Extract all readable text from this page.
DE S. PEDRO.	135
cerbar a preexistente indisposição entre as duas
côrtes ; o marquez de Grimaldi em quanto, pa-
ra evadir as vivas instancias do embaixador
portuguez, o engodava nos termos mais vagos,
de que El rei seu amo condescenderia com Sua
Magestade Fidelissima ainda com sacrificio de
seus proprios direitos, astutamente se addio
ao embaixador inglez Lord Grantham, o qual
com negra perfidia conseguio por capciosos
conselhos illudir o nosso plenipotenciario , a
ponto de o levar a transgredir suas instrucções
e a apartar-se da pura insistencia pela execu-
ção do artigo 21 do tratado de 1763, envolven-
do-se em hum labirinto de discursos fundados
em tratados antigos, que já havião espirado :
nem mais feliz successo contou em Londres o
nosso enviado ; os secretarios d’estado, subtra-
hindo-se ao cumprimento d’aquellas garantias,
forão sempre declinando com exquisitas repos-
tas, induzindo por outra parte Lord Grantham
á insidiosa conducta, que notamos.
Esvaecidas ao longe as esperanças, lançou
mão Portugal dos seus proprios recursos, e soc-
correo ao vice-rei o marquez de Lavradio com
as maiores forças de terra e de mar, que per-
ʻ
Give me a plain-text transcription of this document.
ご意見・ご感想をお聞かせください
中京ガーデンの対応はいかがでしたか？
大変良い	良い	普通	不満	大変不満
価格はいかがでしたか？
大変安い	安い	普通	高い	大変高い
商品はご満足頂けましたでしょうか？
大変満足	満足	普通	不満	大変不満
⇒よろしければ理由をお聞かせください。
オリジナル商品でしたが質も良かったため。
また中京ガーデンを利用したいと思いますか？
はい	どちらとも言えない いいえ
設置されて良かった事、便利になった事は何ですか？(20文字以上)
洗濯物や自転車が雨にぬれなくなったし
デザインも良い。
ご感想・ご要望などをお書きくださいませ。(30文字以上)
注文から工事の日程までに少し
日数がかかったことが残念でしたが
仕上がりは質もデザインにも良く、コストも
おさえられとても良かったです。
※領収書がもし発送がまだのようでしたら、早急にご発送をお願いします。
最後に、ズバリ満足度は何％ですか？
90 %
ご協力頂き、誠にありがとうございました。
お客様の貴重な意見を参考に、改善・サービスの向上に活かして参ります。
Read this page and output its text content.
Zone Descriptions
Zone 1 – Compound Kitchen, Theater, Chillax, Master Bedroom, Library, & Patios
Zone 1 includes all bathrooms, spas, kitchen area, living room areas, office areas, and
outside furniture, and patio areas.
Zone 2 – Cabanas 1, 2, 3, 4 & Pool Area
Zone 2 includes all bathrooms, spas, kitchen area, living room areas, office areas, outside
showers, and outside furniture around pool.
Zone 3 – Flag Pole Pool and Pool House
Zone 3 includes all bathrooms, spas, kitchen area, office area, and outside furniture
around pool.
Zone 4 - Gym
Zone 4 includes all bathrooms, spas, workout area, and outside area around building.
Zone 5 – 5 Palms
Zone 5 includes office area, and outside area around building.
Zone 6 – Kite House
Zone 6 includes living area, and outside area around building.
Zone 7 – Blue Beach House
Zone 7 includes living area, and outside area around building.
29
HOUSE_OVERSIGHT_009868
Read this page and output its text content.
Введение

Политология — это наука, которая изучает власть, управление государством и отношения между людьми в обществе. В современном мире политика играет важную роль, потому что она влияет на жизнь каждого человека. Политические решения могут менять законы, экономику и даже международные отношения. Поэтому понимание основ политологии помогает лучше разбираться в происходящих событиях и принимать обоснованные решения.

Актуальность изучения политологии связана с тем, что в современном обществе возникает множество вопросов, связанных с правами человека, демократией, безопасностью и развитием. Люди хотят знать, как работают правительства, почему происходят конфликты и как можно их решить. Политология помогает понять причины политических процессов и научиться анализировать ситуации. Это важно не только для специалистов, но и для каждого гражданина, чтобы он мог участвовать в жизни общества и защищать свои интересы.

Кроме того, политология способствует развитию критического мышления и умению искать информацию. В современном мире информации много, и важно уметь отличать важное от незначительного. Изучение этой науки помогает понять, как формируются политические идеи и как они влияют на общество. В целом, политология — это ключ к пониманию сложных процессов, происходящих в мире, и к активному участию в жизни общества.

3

◆ Task statement
Output the records exactly, including every line.

◆ Written solution
Extract all readable text from this page.
DE S. PEDRO.	135
cerbar a preexistente indisposição entre as duas
côrtes ; o marquez de Grimaldi em quanto, pa-
ra evadir as vivas instancias do embaixador
portuguez, o engodava nos termos mais vagos,
de que El rei seu amo condescenderia com Sua
Magestade Fidelissima ainda com sacrificio de
seus proprios direitos, astutamente se addio
ao embaixador inglez Lord Grantham, o qual
com negra perfidia conseguio por capciosos
conselhos illudir o nosso plenipotenciario , a
ponto de o levar a transgredir suas instrucções
e a apartar-se da pura insistencia pela execu-
ção do artigo 21 do tratado de 1763, envolven-
do-se em hum labirinto de discursos fundados
em tratados antigos, que já havião espirado :
nem mais feliz successo contou em Londres o
nosso enviado ; os secretarios d’estado, subtra-
hindo-se ao cumprimento d’aquellas garantias,
forão sempre declinando com exquisitas repos-
tas, induzindo por outra parte Lord Grantham
á insidiosa conducta, que notamos.
Esvaecidas ao longe as esperanças, lançou
mão Portugal dos seus proprios recursos, e soc-
correo ao vice-rei o marquez de Lavradio com
as maiores forças de terra e de mar, que per-
ʻ
Give me a plain-text transcription of this document.
ご意見・ご感想をお聞かせください
中京ガーデンの対応はいかがでしたか？
大変良い	良い	普通	不満	大変不満
価格はいかがでしたか？
大変安い	安い	普通	高い	大変高い
商品はご満足頂けましたでしょうか？
大変満足	満足	普通	不満	大変不満
⇒よろしければ理由をお聞かせください。
オリジナル商品でしたが質も良かったため。
また中京ガーデンを利用したいと思いますか？
はい	どちらとも言えない いいえ
設置されて良かった事、便利になった事は何ですか？(20文字以上)
洗濯物や自転車が雨にぬれなくなったし
デザインも良い。
ご感想・ご要望などをお書きくださいませ。(30文字以上)
注文から工事の日程までに少し
日数がかかったことが残念でしたが
仕上がりは質もデザインにも良く、コストも
おさえられとても良かったです。
※領収書がもし発送がまだのようでしたら、早急にご発送をお願いします。
最後に、ズバリ満足度は何％ですか？
90 %
ご協力頂き、誠にありがとうございました。
お客様の貴重な意見を参考に、改善・サービスの向上に活かして参ります。
Read this page and output its text content.
Zone Descriptions
Zone 1 – Compound Kitchen, Theater, Chillax, Master Bedroom, Library, & Patios
Zone 1 includes all bathrooms, spas, kitchen area, living room areas, office areas, and
outside furniture, and patio areas.
Zone 2 – Cabanas 1, 2, 3, 4 & Pool Area
Zone 2 includes all bathrooms, spas, kitchen area, living room areas, office areas, outside
showers, and outside furniture around pool.
Zone 3 – Flag Pole Pool and Pool House
Zone 3 includes all bathrooms, spas, kitchen area, office area, and outside furniture
around pool.
Zone 4 - Gym
Zone 4 includes all bathrooms, spas, workout area, and outside area around building.
Zone 5 – 5 Palms
Zone 5 includes office area, and outside area around building.
Zone 6 – Kite House
Zone 6 includes living area, and outside area around building.
Zone 7 – Blue Beach House
Zone 7 includes living area, and outside area around building.
29
HOUSE_OVERSIGHT_009868
Read this page and output its text content.
Введение

Политология — это наука, которая изучает власть, управление государством и отношения между людьми в обществе. В современном мире политика играет важную роль, потому что она влияет на жизнь каждого человека. Политические решения могут менять законы, экономику и даже международные отношения. Поэтому понимание основ политологии помогает лучше разбираться в происходящих событиях и принимать обоснованные решения.

Актуальность изучения политологии связана с тем, что в современном обществе возникает множество вопросов, связанных с правами человека, демократией, безопасностью и развитием. Люди хотят знать, как работают правительства, почему происходят конфликты и как можно их решить. Политология помогает понять причины политических процессов и научиться анализировать ситуации. Это важно не только для специалистов, но и для каждого гражданина, чтобы он мог участвовать в жизни общества и защищать свои интересы.

Кроме того, политология способствует развитию критического мышления и умению искать информацию. В современном мире информации много, и важно уметь отличать важное от незначительного. Изучение этой науки помогает понять, как формируются политические идеи и как они влияют на общество. В целом, политология — это ключ к пониманию сложных процессов, происходящих в мире, и к активному участию в жизни общества.

3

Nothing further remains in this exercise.